## EXTRAIT DU TEXTE
···

Terrebonne, mardi 7 février 2012
Kevin Riopel
Mardi 7 septembre 2010
AÉROPORT DE MASCOUCHE
Après avoir appris que le ministère des Transports du Québec en appelait de la décision de la Cour supérieure dans le dossier de l'aéroport, voilà que c'est au tour de l'Association des pilotes et des propriétaires de l'aéroport de Mascouche (APPAM) et de la Corporation de l'aéroport de Mascouche de porter leur cause devant les tribunaux.
Le 19 août, une requête en jugement déclaratoire a été déposée par les deux organismes à l'endroit de la Ville de Mascouche. Ainsi, ils ont mandaté Me Alain Lecours, de Lecours et Lessard Avocats, pour les représenter dans le dossier. C'est d'ailleurs ce dernier qui a accepté d'accorder une entrevue à La Revue, afin d'éclaircir les raisons de cette requête.

···

## DONNÉES FOURNIES
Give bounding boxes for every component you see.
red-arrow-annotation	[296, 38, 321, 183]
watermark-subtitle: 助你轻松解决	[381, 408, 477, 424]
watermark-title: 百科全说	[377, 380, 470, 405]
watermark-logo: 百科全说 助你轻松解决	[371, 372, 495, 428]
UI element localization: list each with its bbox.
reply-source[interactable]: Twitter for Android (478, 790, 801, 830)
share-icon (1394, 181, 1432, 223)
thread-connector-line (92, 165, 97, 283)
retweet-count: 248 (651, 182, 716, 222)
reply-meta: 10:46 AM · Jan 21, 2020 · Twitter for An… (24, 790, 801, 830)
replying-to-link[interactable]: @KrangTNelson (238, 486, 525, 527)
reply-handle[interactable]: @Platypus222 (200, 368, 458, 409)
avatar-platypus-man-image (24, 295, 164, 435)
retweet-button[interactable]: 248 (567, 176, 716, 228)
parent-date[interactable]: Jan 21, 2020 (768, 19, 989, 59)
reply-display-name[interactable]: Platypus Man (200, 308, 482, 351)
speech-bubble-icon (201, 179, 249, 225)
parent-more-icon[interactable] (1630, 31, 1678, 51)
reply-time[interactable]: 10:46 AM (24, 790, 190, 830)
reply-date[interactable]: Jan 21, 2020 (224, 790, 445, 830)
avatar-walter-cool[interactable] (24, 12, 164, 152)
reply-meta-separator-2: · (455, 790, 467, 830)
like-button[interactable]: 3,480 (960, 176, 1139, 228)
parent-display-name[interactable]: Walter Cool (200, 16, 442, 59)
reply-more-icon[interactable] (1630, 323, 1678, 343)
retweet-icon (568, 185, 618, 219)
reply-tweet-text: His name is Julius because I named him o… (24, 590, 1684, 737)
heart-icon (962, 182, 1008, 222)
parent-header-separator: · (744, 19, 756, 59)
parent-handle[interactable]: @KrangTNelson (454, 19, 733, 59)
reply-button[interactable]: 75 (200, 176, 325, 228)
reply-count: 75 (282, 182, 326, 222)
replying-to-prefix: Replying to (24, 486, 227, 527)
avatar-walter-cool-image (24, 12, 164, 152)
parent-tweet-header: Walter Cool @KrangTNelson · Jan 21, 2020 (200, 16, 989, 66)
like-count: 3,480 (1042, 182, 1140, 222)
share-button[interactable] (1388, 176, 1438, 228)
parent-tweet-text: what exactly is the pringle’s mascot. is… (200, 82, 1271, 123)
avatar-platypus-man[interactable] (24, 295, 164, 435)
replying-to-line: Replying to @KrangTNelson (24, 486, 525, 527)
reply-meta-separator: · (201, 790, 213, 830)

···

## TRAVAIL DEMANDÉ
1 – Répondez aux questions suivantes d'après l'article sur l'aéroport de Mascouche.
(a) Quel ministère en appelait de la décision de la Cour supérieure ?
(b) À quelle date la requête en jugement déclaratoire a-t-elle été déposée ?
(c) Quel avocat les deux organismes ont-ils mandaté pour les représenter ?
2 – Les affirmations suivantes concordent-elles avec l'article sur l'aéroport de Mascouche ? Répondez par oui ou par non et citez les mots de l'article qui tranchent.
(a) La requête vise la Ville de Mascouche.
(b) Me Alain Lecours a refusé de parler à La Revue.
(c) Un seul organisme a déposé la requête.
3 – Recopiez le passage de l'article sur l'aéroport de Mascouche qui va des mots « Terrebonne, mardi 7 » jusqu'aux mots « devant les tribunaux. » inclus.

## CORRIGÉ PAR TÂCHE
1 –
(a) Le ministère des Transports du Québec.
(b) Le 19 août.
(c) Me Alain Lecours, de Lecours et Lessard Avocats.

2 –
(a) Oui : « une requête en jugement déclaratoire a été déposée par les deux organismes à l'endroit de la Ville de Mascouche ».
(b) Non : « C'est d'ailleurs ce dernier qui a accepté d'accorder une entrevue à La Revue ».
(c) Non : « déposée par les deux organismes ».

3 –
Terrebonne, mardi 7 février 2012
Kevin Riopel
Mardi 7 septembre 2010
AÉROPORT DE MASCOUCHE
Après avoir appris que le ministère des Transports du Québec en appelait de la décision de la Cour supérieure dans le dossier de l'aéroport, voilà que c'est au tour de l'Association des pilotes et des propriétaires de l'aéroport de Mascouche (APPAM) et de la Corporation de l'aéroport de Mascouche de porter leur cause devant les tribunaux.